Collected data:
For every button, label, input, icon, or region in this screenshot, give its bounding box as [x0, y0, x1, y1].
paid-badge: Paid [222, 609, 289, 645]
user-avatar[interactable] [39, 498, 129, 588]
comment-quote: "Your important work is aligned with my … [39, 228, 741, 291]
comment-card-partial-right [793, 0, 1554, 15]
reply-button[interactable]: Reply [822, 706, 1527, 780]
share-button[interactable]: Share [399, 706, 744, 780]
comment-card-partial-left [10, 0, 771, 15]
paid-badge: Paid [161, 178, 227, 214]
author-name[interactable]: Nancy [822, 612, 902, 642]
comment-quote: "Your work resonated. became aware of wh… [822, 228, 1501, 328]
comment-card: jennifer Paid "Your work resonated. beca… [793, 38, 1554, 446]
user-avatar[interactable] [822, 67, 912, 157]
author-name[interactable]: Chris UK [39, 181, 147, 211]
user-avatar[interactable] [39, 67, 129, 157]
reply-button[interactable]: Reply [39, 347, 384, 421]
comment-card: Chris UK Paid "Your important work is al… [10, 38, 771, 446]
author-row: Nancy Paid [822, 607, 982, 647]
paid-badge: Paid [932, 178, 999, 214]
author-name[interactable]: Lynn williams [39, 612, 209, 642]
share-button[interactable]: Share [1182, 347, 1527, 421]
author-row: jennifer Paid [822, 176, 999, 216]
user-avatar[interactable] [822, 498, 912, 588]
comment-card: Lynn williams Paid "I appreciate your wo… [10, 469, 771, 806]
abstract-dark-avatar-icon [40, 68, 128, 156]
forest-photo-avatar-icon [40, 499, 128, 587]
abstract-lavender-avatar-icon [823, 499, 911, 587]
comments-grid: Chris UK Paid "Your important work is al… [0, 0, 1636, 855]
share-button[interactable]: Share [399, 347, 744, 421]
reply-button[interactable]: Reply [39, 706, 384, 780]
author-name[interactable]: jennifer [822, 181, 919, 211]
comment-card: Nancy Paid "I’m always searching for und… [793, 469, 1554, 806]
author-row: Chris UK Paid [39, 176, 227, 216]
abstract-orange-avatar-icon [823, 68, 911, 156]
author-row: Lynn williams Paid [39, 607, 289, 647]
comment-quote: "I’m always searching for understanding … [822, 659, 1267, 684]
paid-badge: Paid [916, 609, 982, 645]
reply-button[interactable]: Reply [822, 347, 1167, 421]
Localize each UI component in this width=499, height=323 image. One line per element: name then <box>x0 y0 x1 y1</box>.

* * *

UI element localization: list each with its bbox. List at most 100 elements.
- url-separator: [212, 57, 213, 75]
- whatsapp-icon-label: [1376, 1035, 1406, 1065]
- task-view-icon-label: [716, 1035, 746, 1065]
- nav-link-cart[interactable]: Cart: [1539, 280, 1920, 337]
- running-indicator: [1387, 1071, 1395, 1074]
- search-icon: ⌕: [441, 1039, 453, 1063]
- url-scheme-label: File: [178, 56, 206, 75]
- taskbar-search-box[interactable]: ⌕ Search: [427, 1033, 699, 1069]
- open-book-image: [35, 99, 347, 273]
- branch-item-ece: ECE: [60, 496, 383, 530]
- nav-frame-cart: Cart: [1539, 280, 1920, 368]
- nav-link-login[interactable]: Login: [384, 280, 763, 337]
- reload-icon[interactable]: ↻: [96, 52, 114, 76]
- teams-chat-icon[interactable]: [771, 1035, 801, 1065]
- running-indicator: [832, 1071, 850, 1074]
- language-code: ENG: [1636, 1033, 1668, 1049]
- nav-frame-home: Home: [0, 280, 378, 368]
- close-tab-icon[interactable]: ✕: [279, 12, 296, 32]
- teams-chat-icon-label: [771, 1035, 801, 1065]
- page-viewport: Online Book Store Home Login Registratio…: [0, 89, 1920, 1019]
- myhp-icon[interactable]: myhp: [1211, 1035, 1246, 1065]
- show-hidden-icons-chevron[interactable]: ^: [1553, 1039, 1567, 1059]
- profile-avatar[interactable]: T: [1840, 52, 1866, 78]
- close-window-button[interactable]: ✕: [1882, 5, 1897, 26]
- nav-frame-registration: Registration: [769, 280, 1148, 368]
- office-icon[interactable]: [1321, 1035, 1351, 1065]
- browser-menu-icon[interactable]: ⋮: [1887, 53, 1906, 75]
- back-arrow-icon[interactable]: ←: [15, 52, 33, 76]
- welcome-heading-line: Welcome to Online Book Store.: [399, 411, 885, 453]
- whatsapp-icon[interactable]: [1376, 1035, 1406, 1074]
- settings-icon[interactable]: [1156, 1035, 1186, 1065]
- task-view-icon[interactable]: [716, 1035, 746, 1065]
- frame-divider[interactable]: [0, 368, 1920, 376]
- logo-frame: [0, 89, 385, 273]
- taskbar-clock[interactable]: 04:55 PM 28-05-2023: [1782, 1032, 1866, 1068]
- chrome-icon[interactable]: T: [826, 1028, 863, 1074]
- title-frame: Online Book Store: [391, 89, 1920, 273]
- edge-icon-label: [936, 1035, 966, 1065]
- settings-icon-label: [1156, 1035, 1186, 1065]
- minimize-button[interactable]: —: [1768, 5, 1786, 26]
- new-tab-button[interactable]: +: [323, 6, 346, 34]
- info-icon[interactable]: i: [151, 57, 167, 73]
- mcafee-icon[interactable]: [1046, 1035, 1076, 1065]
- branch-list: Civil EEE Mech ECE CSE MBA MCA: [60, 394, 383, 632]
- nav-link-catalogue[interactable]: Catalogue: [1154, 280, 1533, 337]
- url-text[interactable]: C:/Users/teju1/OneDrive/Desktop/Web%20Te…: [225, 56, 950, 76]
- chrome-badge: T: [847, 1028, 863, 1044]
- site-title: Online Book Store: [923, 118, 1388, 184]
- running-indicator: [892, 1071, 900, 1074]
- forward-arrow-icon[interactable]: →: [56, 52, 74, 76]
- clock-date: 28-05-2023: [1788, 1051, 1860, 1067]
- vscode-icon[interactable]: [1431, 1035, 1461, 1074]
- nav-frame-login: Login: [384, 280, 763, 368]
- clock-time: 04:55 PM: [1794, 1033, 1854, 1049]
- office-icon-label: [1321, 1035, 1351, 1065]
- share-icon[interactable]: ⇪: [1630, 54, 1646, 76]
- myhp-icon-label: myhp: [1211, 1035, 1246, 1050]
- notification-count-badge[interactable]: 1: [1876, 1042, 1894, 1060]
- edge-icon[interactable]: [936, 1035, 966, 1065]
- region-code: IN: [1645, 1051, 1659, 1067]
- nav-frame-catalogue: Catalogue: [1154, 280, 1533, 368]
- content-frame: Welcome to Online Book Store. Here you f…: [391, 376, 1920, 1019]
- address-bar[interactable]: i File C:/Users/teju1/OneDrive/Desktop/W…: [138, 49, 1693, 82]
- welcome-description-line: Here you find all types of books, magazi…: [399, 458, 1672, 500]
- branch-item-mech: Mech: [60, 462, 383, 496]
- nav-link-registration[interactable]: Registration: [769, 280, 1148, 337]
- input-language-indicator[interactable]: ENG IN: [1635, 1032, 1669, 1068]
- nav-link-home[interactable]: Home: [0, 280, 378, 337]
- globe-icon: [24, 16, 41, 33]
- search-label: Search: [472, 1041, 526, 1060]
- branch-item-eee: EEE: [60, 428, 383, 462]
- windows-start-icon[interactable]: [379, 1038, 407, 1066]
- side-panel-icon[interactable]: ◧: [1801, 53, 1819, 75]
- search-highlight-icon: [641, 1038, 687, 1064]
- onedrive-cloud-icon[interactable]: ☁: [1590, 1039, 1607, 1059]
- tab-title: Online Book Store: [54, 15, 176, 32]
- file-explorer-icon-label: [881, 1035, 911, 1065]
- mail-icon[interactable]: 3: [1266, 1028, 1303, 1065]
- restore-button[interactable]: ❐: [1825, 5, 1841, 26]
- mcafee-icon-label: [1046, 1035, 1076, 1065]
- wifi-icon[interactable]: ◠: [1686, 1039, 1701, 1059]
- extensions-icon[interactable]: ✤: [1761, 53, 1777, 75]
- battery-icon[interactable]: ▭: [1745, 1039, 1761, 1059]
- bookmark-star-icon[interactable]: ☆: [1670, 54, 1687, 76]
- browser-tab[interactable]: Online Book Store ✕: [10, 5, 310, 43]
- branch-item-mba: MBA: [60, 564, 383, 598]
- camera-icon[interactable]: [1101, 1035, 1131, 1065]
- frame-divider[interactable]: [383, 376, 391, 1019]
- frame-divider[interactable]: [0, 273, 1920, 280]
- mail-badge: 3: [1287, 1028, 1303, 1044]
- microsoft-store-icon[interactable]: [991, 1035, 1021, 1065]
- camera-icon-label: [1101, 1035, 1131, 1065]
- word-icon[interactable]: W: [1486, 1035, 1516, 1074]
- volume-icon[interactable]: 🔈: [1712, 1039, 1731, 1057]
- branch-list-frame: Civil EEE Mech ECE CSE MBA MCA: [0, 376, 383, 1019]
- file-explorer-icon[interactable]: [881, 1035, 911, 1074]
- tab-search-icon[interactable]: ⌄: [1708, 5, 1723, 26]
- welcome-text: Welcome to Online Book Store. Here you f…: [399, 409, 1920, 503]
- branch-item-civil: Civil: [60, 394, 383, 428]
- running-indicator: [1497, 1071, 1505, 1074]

-- TASK TO COMPLETE --
Put the records into a JSON list of strings, one string per line and no blank lines. Begin at the line that contains "UI element localization: list" and stop after the line that contains "- branch-item-ece: ECE: [60, 496, 383, 530]".

-- FINISHED TASK --
[
  "UI element localization: list each with its bbox. List at most 100 elements.",
  "- url-separator: [212, 57, 213, 75]",
  "- whatsapp-icon-label: [1376, 1035, 1406, 1065]",
  "- task-view-icon-label: [716, 1035, 746, 1065]",
  "- nav-link-cart[interactable]: Cart: [1539, 280, 1920, 337]",
  "- running-indicator: [1387, 1071, 1395, 1074]",
  "- search-icon: ⌕: [441, 1039, 453, 1063]",
  "- url-scheme-label: File: [178, 56, 206, 75]",
  "- taskbar-search-box[interactable]: ⌕ Search: [427, 1033, 699, 1069]",
  "- open-book-image: [35, 99, 347, 273]",
  "- branch-item-ece: ECE: [60, 496, 383, 530]"
]